**What to do**
In the listing below, find every line containing "page" and copy it out.

**Data supplied**
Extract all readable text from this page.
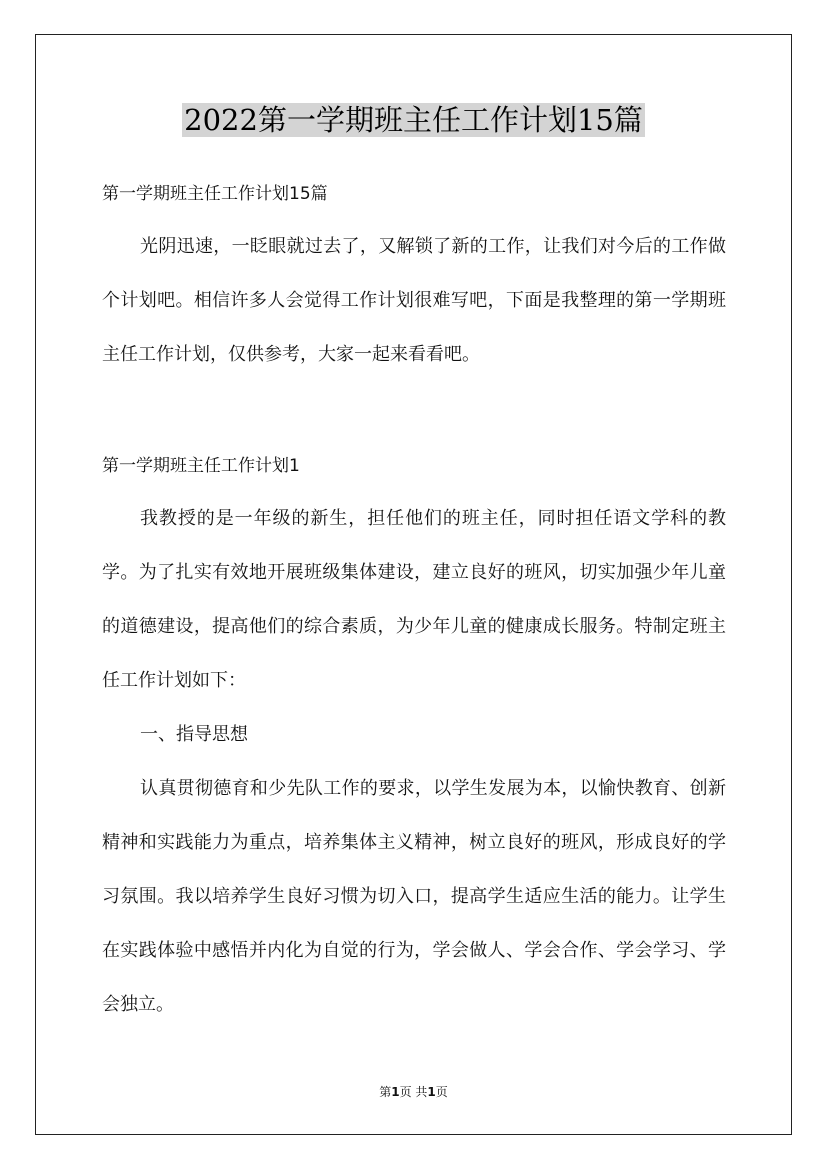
2022第一学期班主任工作计划15篇

第一学期班主任工作计划15篇

光阴迅速，一眨眼就过去了，又解锁了新的工作，让我们对今后的工作做个计划吧。相信许多人会觉得工作计划很难写吧，下面是我整理的第一学期班主任工作计划，仅供参考，大家一起来看看吧。

第一学期班主任工作计划1

我教授的是一年级的新生，担任他们的班主任，同时担任语文学科的教学。为了扎实有效地开展班级集体建设，建立良好的班风，切实加强少年儿童的道德建设，提高他们的综合素质，为少年儿童的健康成长服务。特制定班主任工作计划如下：

一、指导思想

认真贯彻德育和少先队工作的要求，以学生发展为本，以愉快教育、创新精神和实践能力为重点，培养集体主义精神，树立良好的班风，形成良好的学习氛围。我以培养学生良好习惯为切入口，提高学生适应生活的能力。让学生在实践体验中感悟并内化为自觉的行为，学会做人、学会合作、学会学习、学会独立。

第1页 共1页
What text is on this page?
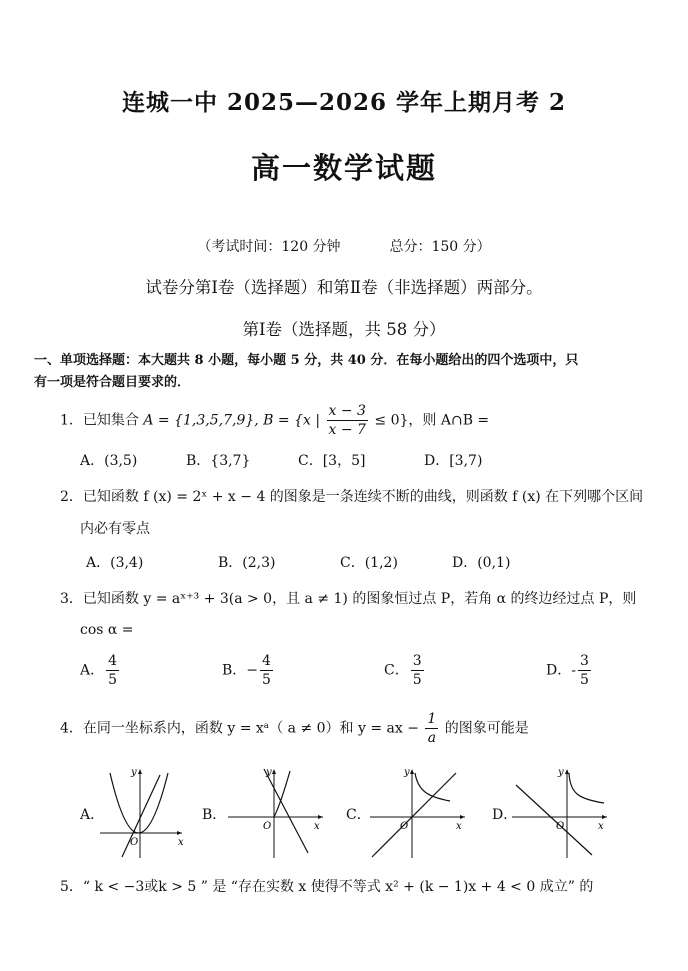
连城一中 2025—2026 学年上期月考 2
高一数学试题
（考试时间：120 分钟	总分：150 分）
试卷分第Ⅰ卷（选择题）和第Ⅱ卷（非选择题）两部分。
第Ⅰ卷（选择题，共 58 分）
一、单项选择题：本大题共 8 小题，每小题 5 分，共 40 分．在每小题给出的四个选项中，只
有一项是符合题目要求的．
1．已知集合 A = {1,3,5,7,9}, B = {x | $\frac{x - 3}{x - 7} \le 0$}，则 A∩B =
A．(3,5)	B．{3,7}	C．[3，5]	D．[3,7)
2．已知函数 f (x) = 2ˣ + x − 4 的图象是一条连续不断的曲线，则函数 f (x) 在下列哪个区间
内必有零点
A．(3,4)	B．(2,3)	C．(1,2)	D．(0,1)
3．已知函数 y = aˣ⁺³ + 3(a > 0，且 a ≠ 1) 的图象恒过点 P，若角 α 的终边经过点 P，则
cos α =
A． $\frac{4}{5}$	B．− $\frac{4}{5}$	C． $\frac{3}{5}$	D．- $\frac{3}{5}$
4．在同一坐标系内，函数 y = xᵃ（ a ≠ 0）和 y = ax − $\frac{1}{a}$ 的图象可能是
A．	B．	C．	D．
x
y
O
x
y
O	x
y
O	x
y
O
5．“ k < −3或k > 5 ” 是 “存在实数 x 使得不等式 x² + (k − 1)x + 4 < 0 成立” 的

**Correct answer**
Extract all readable text from this page.
What text is on this page?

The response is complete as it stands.